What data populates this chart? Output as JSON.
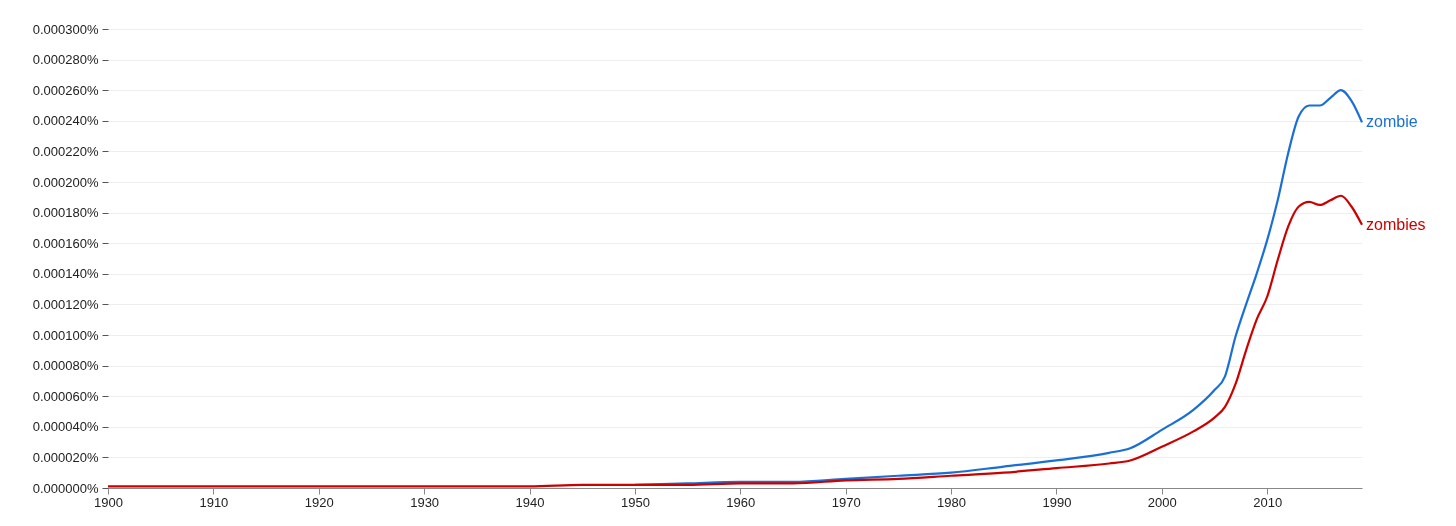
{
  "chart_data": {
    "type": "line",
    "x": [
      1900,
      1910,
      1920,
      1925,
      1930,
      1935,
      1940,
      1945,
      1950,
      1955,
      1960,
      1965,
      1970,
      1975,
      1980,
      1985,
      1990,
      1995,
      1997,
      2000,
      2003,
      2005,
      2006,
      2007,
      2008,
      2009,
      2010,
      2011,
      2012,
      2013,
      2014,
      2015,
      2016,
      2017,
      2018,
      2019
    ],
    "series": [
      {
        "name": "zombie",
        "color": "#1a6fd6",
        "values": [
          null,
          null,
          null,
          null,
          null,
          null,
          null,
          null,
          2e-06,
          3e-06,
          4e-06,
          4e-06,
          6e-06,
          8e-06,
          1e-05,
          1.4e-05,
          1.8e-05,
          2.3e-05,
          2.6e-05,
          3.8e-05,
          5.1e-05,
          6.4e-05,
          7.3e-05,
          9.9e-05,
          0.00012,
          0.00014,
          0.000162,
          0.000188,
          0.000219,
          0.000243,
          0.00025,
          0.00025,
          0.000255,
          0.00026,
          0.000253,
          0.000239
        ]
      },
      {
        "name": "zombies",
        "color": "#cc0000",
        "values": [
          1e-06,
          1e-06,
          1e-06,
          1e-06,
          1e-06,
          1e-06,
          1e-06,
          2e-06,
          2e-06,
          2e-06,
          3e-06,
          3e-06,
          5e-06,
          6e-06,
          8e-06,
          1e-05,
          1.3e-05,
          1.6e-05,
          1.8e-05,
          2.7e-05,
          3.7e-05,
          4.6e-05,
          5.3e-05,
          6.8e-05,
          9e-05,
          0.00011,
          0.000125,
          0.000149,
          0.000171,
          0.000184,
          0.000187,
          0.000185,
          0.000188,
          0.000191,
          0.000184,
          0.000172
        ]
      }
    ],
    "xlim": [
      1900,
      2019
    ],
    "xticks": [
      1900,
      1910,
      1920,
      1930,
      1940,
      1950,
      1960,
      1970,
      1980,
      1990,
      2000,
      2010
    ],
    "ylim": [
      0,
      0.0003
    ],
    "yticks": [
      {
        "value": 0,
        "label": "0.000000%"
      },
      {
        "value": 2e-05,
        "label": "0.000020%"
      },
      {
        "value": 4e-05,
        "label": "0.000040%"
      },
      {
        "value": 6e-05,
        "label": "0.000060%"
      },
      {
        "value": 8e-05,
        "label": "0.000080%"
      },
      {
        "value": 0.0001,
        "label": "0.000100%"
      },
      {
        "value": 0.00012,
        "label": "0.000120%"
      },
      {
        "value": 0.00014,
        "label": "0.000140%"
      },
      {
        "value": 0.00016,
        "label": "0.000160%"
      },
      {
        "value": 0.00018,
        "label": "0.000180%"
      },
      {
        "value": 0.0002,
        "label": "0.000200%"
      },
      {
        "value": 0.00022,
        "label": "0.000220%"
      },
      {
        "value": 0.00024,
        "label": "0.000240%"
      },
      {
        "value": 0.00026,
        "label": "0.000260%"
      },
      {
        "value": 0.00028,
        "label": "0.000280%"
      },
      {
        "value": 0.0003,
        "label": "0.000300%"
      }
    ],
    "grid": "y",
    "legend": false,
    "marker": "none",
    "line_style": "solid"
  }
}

------------------------

### Requirement
Extract every line of the data exactly; pictures stay out.

### Answer to this exercise
What data populates this chart? Output as JSON.
{
  "chart_data": {
    "type": "line",
    "x": [
      1900,
      1910,
      1920,
      1925,
      1930,
      1935,
      1940,
      1945,
      1950,
      1955,
      1960,
      1965,
      1970,
      1975,
      1980,
      1985,
      1990,
      1995,
      1997,
      2000,
      2003,
      2005,
      2006,
      2007,
      2008,
      2009,
      2010,
      2011,
      2012,
      2013,
      2014,
      2015,
      2016,
      2017,
      2018,
      2019
    ],
    "series": [
      {
        "name": "zombie",
        "color": "#1a6fd6",
        "values": [
          null,
          null,
          null,
          null,
          null,
          null,
          null,
          null,
          2e-06,
          3e-06,
          4e-06,
          4e-06,
          6e-06,
          8e-06,
          1e-05,
          1.4e-05,
          1.8e-05,
          2.3e-05,
          2.6e-05,
          3.8e-05,
          5.1e-05,
          6.4e-05,
          7.3e-05,
          9.9e-05,
          0.00012,
          0.00014,
          0.000162,
          0.000188,
          0.000219,
          0.000243,
          0.00025,
          0.00025,
          0.000255,
          0.00026,
          0.000253,
          0.000239
        ]
      },
      {
        "name": "zombies",
        "color": "#cc0000",
        "values": [
          1e-06,
          1e-06,
          1e-06,
          1e-06,
          1e-06,
          1e-06,
          1e-06,
          2e-06,
          2e-06,
          2e-06,
          3e-06,
          3e-06,
          5e-06,
          6e-06,
          8e-06,
          1e-05,
          1.3e-05,
          1.6e-05,
          1.8e-05,
          2.7e-05,
          3.7e-05,
          4.6e-05,
          5.3e-05,
          6.8e-05,
          9e-05,
          0.00011,
          0.000125,
          0.000149,
          0.000171,
          0.000184,
          0.000187,
          0.000185,
          0.000188,
          0.000191,
          0.000184,
          0.000172
        ]
      }
    ],
    "xlim": [
      1900,
      2019
    ],
    "xticks": [
      1900,
      1910,
      1920,
      1930,
      1940,
      1950,
      1960,
      1970,
      1980,
      1990,
      2000,
      2010
    ],
    "ylim": [
      0,
      0.0003
    ],
    "yticks": [
      {
        "value": 0,
        "label": "0.000000%"
      },
      {
        "value": 2e-05,
        "label": "0.000020%"
      },
      {
        "value": 4e-05,
        "label": "0.000040%"
      },
      {
        "value": 6e-05,
        "label": "0.000060%"
      },
      {
        "value": 8e-05,
        "label": "0.000080%"
      },
      {
        "value": 0.0001,
        "label": "0.000100%"
      },
      {
        "value": 0.00012,
        "label": "0.000120%"
      },
      {
        "value": 0.00014,
        "label": "0.000140%"
      },
      {
        "value": 0.00016,
        "label": "0.000160%"
      },
      {
        "value": 0.00018,
        "label": "0.000180%"
      },
      {
        "value": 0.0002,
        "label": "0.000200%"
      },
      {
        "value": 0.00022,
        "label": "0.000220%"
      },
      {
        "value": 0.00024,
        "label": "0.000240%"
      },
      {
        "value": 0.00026,
        "label": "0.000260%"
      },
      {
        "value": 0.00028,
        "label": "0.000280%"
      },
      {
        "value": 0.0003,
        "label": "0.000300%"
      }
    ],
    "grid": "y",
    "legend": false,
    "marker": "none",
    "line_style": "solid"
  }
}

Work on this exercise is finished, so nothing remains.